_WORK INSTRUCTIONS_. Type out all the records word for word. Any pictures are to be left out.

Data records:
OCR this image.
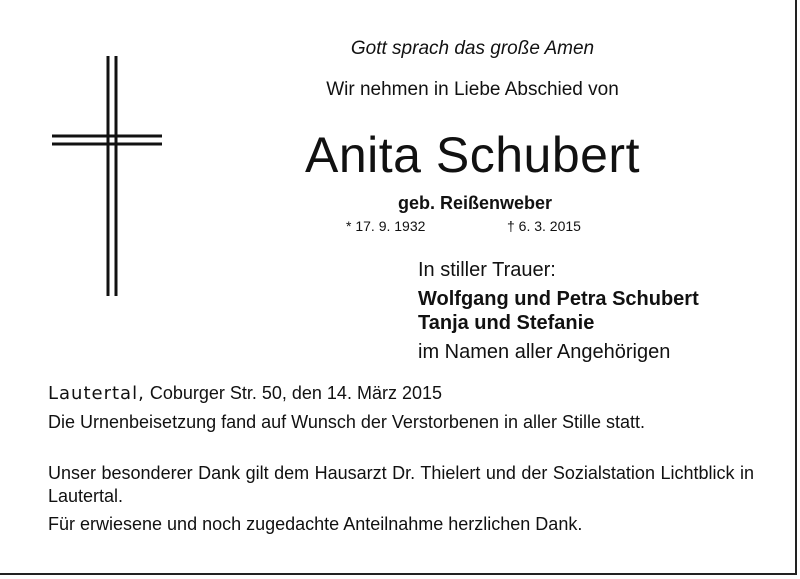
Gott sprach das große Amen
Wir nehmen in Liebe Abschied von
Anita Schubert
geb. Reißenweber
* 17. 9. 1932	† 6. 3. 2015
In stiller Trauer:
Wolfgang und Petra Schubert
Tanja und Stefanie
im Namen aller Angehörigen
Lautertal, Coburger Str. 50, den 14. März 2015
Die Urnenbeisetzung fand auf Wunsch der Verstorbenen in aller Stille statt.
Unser besonderer Dank gilt dem Hausarzt Dr. Thielert und der Sozialstation Lichtblick in Lautertal.
Für erwiesene und noch zugedachte Anteilnahme herzlichen Dank.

_FINISHED ANSWER_.
OCR this image.
Gott sprach das große Amen
Wir nehmen in Liebe Abschied von
Anita Schubert
geb. Reißenweber
* 17. 9. 1932	† 6. 3. 2015
In stiller Trauer:
Wolfgang und Petra Schubert
Tanja und Stefanie
im Namen aller Angehörigen
Lautertal, Coburger Str. 50, den 14. März 2015
Die Urnenbeisetzung fand auf Wunsch der Verstorbenen in aller Stille statt.
Unser besonderer Dank gilt dem Hausarzt Dr. Thielert und der Sozialstation Lichtblick in Lautertal.
Für erwiesene und noch zugedachte Anteilnahme herzlichen Dank.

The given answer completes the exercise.